Written instruction
Write out the entries below once more, exactly.

- - -

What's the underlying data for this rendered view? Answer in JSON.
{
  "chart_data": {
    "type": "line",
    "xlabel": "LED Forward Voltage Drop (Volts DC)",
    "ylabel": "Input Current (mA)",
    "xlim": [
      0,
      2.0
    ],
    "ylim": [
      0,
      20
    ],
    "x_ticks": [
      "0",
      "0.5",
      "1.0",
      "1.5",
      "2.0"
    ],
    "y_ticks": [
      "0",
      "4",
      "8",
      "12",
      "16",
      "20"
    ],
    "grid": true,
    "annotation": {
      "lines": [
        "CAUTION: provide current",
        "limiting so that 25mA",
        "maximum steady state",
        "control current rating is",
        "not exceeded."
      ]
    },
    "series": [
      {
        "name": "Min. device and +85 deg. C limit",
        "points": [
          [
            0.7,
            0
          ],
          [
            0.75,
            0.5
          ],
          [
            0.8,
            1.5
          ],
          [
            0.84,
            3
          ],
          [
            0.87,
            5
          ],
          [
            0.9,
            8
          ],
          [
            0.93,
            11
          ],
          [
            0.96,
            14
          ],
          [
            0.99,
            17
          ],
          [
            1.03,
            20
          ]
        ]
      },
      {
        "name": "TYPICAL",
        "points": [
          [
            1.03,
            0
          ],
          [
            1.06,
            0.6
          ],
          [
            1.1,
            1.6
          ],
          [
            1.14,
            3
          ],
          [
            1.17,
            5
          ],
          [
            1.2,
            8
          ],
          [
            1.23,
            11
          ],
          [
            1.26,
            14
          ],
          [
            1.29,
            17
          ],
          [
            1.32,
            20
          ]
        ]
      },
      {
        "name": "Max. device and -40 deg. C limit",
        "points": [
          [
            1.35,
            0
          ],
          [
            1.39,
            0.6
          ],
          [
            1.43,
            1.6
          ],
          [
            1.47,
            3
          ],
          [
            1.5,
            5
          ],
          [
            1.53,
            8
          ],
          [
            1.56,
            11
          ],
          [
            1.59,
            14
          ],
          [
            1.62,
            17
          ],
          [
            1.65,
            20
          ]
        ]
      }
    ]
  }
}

- - -

Reply
What's the underlying data for this rendered view? Answer in JSON.
{
  "chart_data": {
    "type": "line",
    "xlabel": "LED Forward Voltage Drop (Volts DC)",
    "ylabel": "Input Current (mA)",
    "xlim": [
      0,
      2.0
    ],
    "ylim": [
      0,
      20
    ],
    "x_ticks": [
      "0",
      "0.5",
      "1.0",
      "1.5",
      "2.0"
    ],
    "y_ticks": [
      "0",
      "4",
      "8",
      "12",
      "16",
      "20"
    ],
    "grid": true,
    "annotation": {
      "lines": [
        "CAUTION: provide current",
        "limiting so that 25mA",
        "maximum steady state",
        "control current rating is",
        "not exceeded."
      ]
    },
    "series": [
      {
        "name": "Min. device and +85 deg. C limit",
        "points": [
          [
            0.7,
            0
          ],
          [
            0.75,
            0.5
          ],
          [
            0.8,
            1.5
          ],
          [
            0.84,
            3
          ],
          [
            0.87,
            5
          ],
          [
            0.9,
            8
          ],
          [
            0.93,
            11
          ],
          [
            0.96,
            14
          ],
          [
            0.99,
            17
          ],
          [
            1.03,
            20
          ]
        ]
      },
      {
        "name": "TYPICAL",
        "points": [
          [
            1.03,
            0
          ],
          [
            1.06,
            0.6
          ],
          [
            1.1,
            1.6
          ],
          [
            1.14,
            3
          ],
          [
            1.17,
            5
          ],
          [
            1.2,
            8
          ],
          [
            1.23,
            11
          ],
          [
            1.26,
            14
          ],
          [
            1.29,
            17
          ],
          [
            1.32,
            20
          ]
        ]
      },
      {
        "name": "Max. device and -40 deg. C limit",
        "points": [
          [
            1.35,
            0
          ],
          [
            1.39,
            0.6
          ],
          [
            1.43,
            1.6
          ],
          [
            1.47,
            3
          ],
          [
            1.5,
            5
          ],
          [
            1.53,
            8
          ],
          [
            1.56,
            11
          ],
          [
            1.59,
            14
          ],
          [
            1.62,
            17
          ],
          [
            1.65,
            20
          ]
        ]
      }
    ]
  }
}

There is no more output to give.